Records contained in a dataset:
═══
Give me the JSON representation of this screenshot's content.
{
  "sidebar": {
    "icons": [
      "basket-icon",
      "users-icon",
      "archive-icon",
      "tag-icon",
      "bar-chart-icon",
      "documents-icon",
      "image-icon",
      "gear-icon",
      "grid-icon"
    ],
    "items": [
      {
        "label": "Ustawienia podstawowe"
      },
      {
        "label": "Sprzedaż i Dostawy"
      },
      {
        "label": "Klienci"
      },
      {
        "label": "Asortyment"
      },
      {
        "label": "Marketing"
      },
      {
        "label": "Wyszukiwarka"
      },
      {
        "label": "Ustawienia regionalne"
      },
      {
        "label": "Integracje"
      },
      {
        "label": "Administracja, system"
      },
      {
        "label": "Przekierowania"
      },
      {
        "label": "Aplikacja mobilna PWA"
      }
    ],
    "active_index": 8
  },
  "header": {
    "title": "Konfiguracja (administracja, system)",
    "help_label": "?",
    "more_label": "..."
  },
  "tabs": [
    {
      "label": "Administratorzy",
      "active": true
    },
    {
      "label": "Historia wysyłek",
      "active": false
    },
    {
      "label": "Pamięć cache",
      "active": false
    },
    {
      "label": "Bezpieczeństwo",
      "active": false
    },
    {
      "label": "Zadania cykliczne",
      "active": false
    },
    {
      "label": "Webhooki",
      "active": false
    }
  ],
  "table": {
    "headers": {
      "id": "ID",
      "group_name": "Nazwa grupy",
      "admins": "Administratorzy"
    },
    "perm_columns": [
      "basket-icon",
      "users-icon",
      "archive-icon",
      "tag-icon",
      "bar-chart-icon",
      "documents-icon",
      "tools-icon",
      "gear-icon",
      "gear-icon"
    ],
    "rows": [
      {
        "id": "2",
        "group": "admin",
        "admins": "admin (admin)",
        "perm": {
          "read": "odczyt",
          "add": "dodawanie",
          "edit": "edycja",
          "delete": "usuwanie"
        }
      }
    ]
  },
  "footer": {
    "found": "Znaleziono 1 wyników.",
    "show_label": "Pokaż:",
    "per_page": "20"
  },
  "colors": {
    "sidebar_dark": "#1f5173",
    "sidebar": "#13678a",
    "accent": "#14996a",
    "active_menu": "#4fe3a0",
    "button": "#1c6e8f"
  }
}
═══
**EXERCISE AIM:** Copy every line that contains the string "admins".

**OUTPUT FOR THIS EXERCISE:**
      "admins": "Administratorzy"
        "admins": "admin (admin)",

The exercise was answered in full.